==== DATASET EXCERPTS ====
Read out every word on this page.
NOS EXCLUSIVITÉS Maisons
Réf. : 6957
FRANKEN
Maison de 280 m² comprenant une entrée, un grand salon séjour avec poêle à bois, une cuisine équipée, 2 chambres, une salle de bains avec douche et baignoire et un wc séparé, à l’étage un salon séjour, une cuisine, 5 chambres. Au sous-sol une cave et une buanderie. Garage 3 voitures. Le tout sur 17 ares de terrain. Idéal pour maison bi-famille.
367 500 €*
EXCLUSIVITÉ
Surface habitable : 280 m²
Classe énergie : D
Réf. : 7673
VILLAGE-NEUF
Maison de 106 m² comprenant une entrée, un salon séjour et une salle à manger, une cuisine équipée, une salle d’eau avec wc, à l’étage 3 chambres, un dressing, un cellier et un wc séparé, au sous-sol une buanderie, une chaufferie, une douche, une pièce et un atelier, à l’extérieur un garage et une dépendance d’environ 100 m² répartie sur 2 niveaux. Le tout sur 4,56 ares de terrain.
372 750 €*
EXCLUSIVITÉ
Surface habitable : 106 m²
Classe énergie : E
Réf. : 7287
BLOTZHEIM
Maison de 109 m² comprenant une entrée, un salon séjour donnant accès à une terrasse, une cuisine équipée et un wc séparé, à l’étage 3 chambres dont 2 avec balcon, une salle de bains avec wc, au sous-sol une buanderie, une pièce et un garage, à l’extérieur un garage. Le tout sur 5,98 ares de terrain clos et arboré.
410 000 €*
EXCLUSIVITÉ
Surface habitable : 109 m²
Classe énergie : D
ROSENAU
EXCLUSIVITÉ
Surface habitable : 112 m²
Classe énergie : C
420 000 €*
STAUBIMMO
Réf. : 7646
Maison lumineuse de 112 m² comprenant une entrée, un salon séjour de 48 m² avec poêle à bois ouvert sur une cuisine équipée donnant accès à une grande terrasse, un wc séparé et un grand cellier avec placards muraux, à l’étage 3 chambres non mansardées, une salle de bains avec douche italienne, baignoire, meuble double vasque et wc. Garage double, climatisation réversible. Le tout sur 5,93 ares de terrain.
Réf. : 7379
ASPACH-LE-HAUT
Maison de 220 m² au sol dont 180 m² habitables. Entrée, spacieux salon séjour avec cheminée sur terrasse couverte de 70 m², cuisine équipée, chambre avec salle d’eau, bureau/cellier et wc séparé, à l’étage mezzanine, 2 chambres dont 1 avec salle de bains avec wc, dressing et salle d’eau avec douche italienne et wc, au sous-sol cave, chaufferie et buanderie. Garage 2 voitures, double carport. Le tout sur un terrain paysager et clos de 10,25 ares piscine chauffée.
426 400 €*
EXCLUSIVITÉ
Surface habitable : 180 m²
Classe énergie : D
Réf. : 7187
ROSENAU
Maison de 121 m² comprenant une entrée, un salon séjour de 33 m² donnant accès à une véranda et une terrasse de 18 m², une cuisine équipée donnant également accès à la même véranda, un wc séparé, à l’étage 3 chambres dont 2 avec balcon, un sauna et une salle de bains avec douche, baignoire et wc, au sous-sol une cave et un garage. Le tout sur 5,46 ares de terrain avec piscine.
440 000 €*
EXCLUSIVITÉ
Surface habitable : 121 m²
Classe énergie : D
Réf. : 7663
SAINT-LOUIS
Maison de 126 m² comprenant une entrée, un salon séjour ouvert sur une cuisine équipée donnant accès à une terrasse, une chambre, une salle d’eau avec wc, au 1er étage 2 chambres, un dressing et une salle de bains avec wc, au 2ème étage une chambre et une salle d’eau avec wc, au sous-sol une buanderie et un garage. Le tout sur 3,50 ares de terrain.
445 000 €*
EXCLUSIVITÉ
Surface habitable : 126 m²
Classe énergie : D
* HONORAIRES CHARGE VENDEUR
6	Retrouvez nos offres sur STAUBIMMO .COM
====
EXERCISE OBJECTIVE> Extract the complete set of records unchanged.

EXERCISE RESPONSE>
Read out every word on this page.
NOS EXCLUSIVITÉS Maisons
Réf. : 6957
FRANKEN
Maison de 280 m² comprenant une entrée, un grand salon séjour avec poêle à bois, une cuisine équipée, 2 chambres, une salle de bains avec douche et baignoire et un wc séparé, à l’étage un salon séjour, une cuisine, 5 chambres. Au sous-sol une cave et une buanderie. Garage 3 voitures. Le tout sur 17 ares de terrain. Idéal pour maison bi-famille.
367 500 €*
EXCLUSIVITÉ
Surface habitable : 280 m²
Classe énergie : D
Réf. : 7673
VILLAGE-NEUF
Maison de 106 m² comprenant une entrée, un salon séjour et une salle à manger, une cuisine équipée, une salle d’eau avec wc, à l’étage 3 chambres, un dressing, un cellier et un wc séparé, au sous-sol une buanderie, une chaufferie, une douche, une pièce et un atelier, à l’extérieur un garage et une dépendance d’environ 100 m² répartie sur 2 niveaux. Le tout sur 4,56 ares de terrain.
372 750 €*
EXCLUSIVITÉ
Surface habitable : 106 m²
Classe énergie : E
Réf. : 7287
BLOTZHEIM
Maison de 109 m² comprenant une entrée, un salon séjour donnant accès à une terrasse, une cuisine équipée et un wc séparé, à l’étage 3 chambres dont 2 avec balcon, une salle de bains avec wc, au sous-sol une buanderie, une pièce et un garage, à l’extérieur un garage. Le tout sur 5,98 ares de terrain clos et arboré.
410 000 €*
EXCLUSIVITÉ
Surface habitable : 109 m²
Classe énergie : D
ROSENAU
EXCLUSIVITÉ
Surface habitable : 112 m²
Classe énergie : C
420 000 €*
STAUBIMMO
Réf. : 7646
Maison lumineuse de 112 m² comprenant une entrée, un salon séjour de 48 m² avec poêle à bois ouvert sur une cuisine équipée donnant accès à une grande terrasse, un wc séparé et un grand cellier avec placards muraux, à l’étage 3 chambres non mansardées, une salle de bains avec douche italienne, baignoire, meuble double vasque et wc. Garage double, climatisation réversible. Le tout sur 5,93 ares de terrain.
Réf. : 7379
ASPACH-LE-HAUT
Maison de 220 m² au sol dont 180 m² habitables. Entrée, spacieux salon séjour avec cheminée sur terrasse couverte de 70 m², cuisine équipée, chambre avec salle d’eau, bureau/cellier et wc séparé, à l’étage mezzanine, 2 chambres dont 1 avec salle de bains avec wc, dressing et salle d’eau avec douche italienne et wc, au sous-sol cave, chaufferie et buanderie. Garage 2 voitures, double carport. Le tout sur un terrain paysager et clos de 10,25 ares piscine chauffée.
426 400 €*
EXCLUSIVITÉ
Surface habitable : 180 m²
Classe énergie : D
Réf. : 7187
ROSENAU
Maison de 121 m² comprenant une entrée, un salon séjour de 33 m² donnant accès à une véranda et une terrasse de 18 m², une cuisine équipée donnant également accès à la même véranda, un wc séparé, à l’étage 3 chambres dont 2 avec balcon, un sauna et une salle de bains avec douche, baignoire et wc, au sous-sol une cave et un garage. Le tout sur 5,46 ares de terrain avec piscine.
440 000 €*
EXCLUSIVITÉ
Surface habitable : 121 m²
Classe énergie : D
Réf. : 7663
SAINT-LOUIS
Maison de 126 m² comprenant une entrée, un salon séjour ouvert sur une cuisine équipée donnant accès à une terrasse, une chambre, une salle d’eau avec wc, au 1er étage 2 chambres, un dressing et une salle de bains avec wc, au 2ème étage une chambre et une salle d’eau avec wc, au sous-sol une buanderie et un garage. Le tout sur 3,50 ares de terrain.
445 000 €*
EXCLUSIVITÉ
Surface habitable : 126 m²
Classe énergie : D
* HONORAIRES CHARGE VENDEUR
6	Retrouvez nos offres sur STAUBIMMO .COM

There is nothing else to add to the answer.